Task details>
Your answer must be an exact copy of the records below, minus the pictures.

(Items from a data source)
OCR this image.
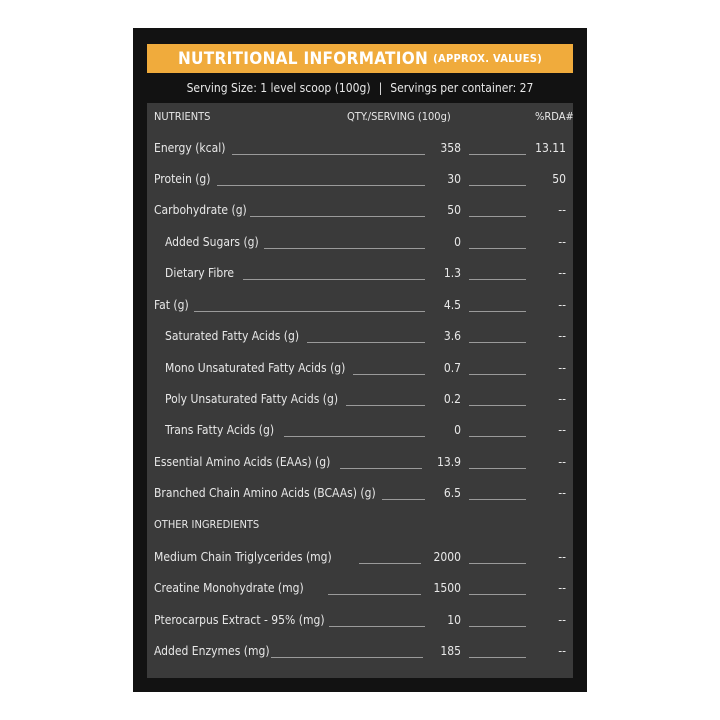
NUTRITIONAL INFORMATION (APPROX. VALUES)
Serving Size: 1 level scoop (100g) | Servings per container: 27
NUTRIENTS	QTY./SERVING (100g)	%RDA#
Energy (kcal)	358	13.11
Protein (g)	30	50
Carbohydrate (g)	50	--
Added Sugars (g)	0	--
Dietary Fibre	1.3	--
Fat (g)	4.5	--
Saturated Fatty Acids (g)	3.6	--
Mono Unsaturated Fatty Acids (g)	0.7	--
Poly Unsaturated Fatty Acids (g)	0.2	--
Trans Fatty Acids (g)	0	--
Essential Amino Acids (EAAs) (g)	13.9	--
Branched Chain Amino Acids (BCAAs) (g)	6.5	--
OTHER INGREDIENTS
Medium Chain Triglycerides (mg)	2000	--
Creatine Monohydrate (mg)	1500	--
Pterocarpus Extract - 95% (mg)	10	--
Added Enzymes (mg)	185	--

Written answer>
OCR this image.
NUTRITIONAL INFORMATION (APPROX. VALUES)
Serving Size: 1 level scoop (100g) | Servings per container: 27
NUTRIENTS	QTY./SERVING (100g)	%RDA#
Energy (kcal)	358	13.11
Protein (g)	30	50
Carbohydrate (g)	50	--
Added Sugars (g)	0	--
Dietary Fibre	1.3	--
Fat (g)	4.5	--
Saturated Fatty Acids (g)	3.6	--
Mono Unsaturated Fatty Acids (g)	0.7	--
Poly Unsaturated Fatty Acids (g)	0.2	--
Trans Fatty Acids (g)	0	--
Essential Amino Acids (EAAs) (g)	13.9	--
Branched Chain Amino Acids (BCAAs) (g)	6.5	--
OTHER INGREDIENTS
Medium Chain Triglycerides (mg)	2000	--
Creatine Monohydrate (mg)	1500	--
Pterocarpus Extract - 95% (mg)	10	--
Added Enzymes (mg)	185	--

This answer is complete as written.